** STATED GOAL **
The records below are to be copied word for word, with every picture left out.

(Stored data entries)

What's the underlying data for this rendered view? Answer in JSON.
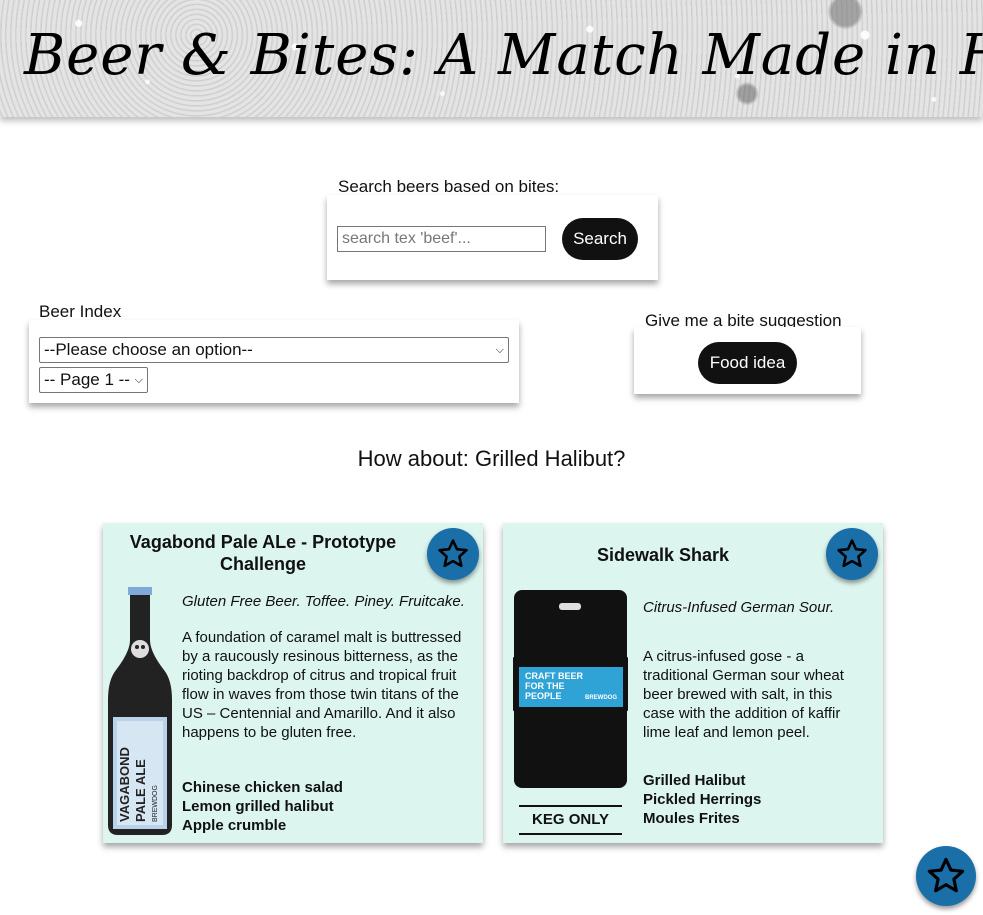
{
  "header": {
    "title": "Beer & Bites: A Match Made in Heaven"
  },
  "search": {
    "label": "Search beers based on bites:",
    "placeholder": "search tex 'beef'...",
    "button": "Search"
  },
  "beer_index": {
    "label": "Beer Index",
    "selected": "--Please choose an option--",
    "page_selected": "-- Page 1 --"
  },
  "bite": {
    "label": "Give me a bite suggestion",
    "button": "Food idea"
  },
  "suggestion": {
    "text": "How about: Grilled Halibut?"
  },
  "cards": [
    {
      "name": "Vagabond Pale ALe - Prototype Challenge",
      "tagline": "Gluten Free Beer. Toffee. Piney. Fruitcake.",
      "description": "A foundation of caramel malt is buttressed by a raucously resinous bitterness, as the rioting backdrop of citrus and tropical fruit flow in waves from those twin titans of the US – Centennial and Amarillo. And it also happens to be gluten free.",
      "pairings": [
        "Chinese chicken salad",
        "Lemon grilled halibut",
        "Apple crumble"
      ],
      "label_text": "BREWDOG VAGABOND PALE ALE"
    },
    {
      "name": "Sidewalk Shark",
      "tagline": "Citrus-Infused German Sour.",
      "description": "A citrus-infused gose - a traditional German sour wheat beer brewed with salt, in this case with the addition of kaffir lime leaf and lemon peel.",
      "pairings": [
        "Grilled Halibut",
        "Pickled Herrings",
        "Moules Frites"
      ],
      "keg_label": "CRAFT BEER FOR THE PEOPLE",
      "keg_brand": "BREWDOG",
      "keg_only": "KEG ONLY"
    }
  ],
  "colors": {
    "accent": "#1a6fa8",
    "card_bg": "#dcf5ee",
    "button_bg": "#111111"
  },
  "icons": {
    "favorite": "star-icon"
  }
}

** WRITTEN RESPONSE **
What's the underlying data for this rendered view? Answer in JSON.
{
  "header": {
    "title": "Beer & Bites: A Match Made in Heaven"
  },
  "search": {
    "label": "Search beers based on bites:",
    "placeholder": "search tex 'beef'...",
    "button": "Search"
  },
  "beer_index": {
    "label": "Beer Index",
    "selected": "--Please choose an option--",
    "page_selected": "-- Page 1 --"
  },
  "bite": {
    "label": "Give me a bite suggestion",
    "button": "Food idea"
  },
  "suggestion": {
    "text": "How about: Grilled Halibut?"
  },
  "cards": [
    {
      "name": "Vagabond Pale ALe - Prototype Challenge",
      "tagline": "Gluten Free Beer. Toffee. Piney. Fruitcake.",
      "description": "A foundation of caramel malt is buttressed by a raucously resinous bitterness, as the rioting backdrop of citrus and tropical fruit flow in waves from those twin titans of the US – Centennial and Amarillo. And it also happens to be gluten free.",
      "pairings": [
        "Chinese chicken salad",
        "Lemon grilled halibut",
        "Apple crumble"
      ],
      "label_text": "BREWDOG VAGABOND PALE ALE"
    },
    {
      "name": "Sidewalk Shark",
      "tagline": "Citrus-Infused German Sour.",
      "description": "A citrus-infused gose - a traditional German sour wheat beer brewed with salt, in this case with the addition of kaffir lime leaf and lemon peel.",
      "pairings": [
        "Grilled Halibut",
        "Pickled Herrings",
        "Moules Frites"
      ],
      "keg_label": "CRAFT BEER FOR THE PEOPLE",
      "keg_brand": "BREWDOG",
      "keg_only": "KEG ONLY"
    }
  ],
  "colors": {
    "accent": "#1a6fa8",
    "card_bg": "#dcf5ee",
    "button_bg": "#111111"
  },
  "icons": {
    "favorite": "star-icon"
  }
}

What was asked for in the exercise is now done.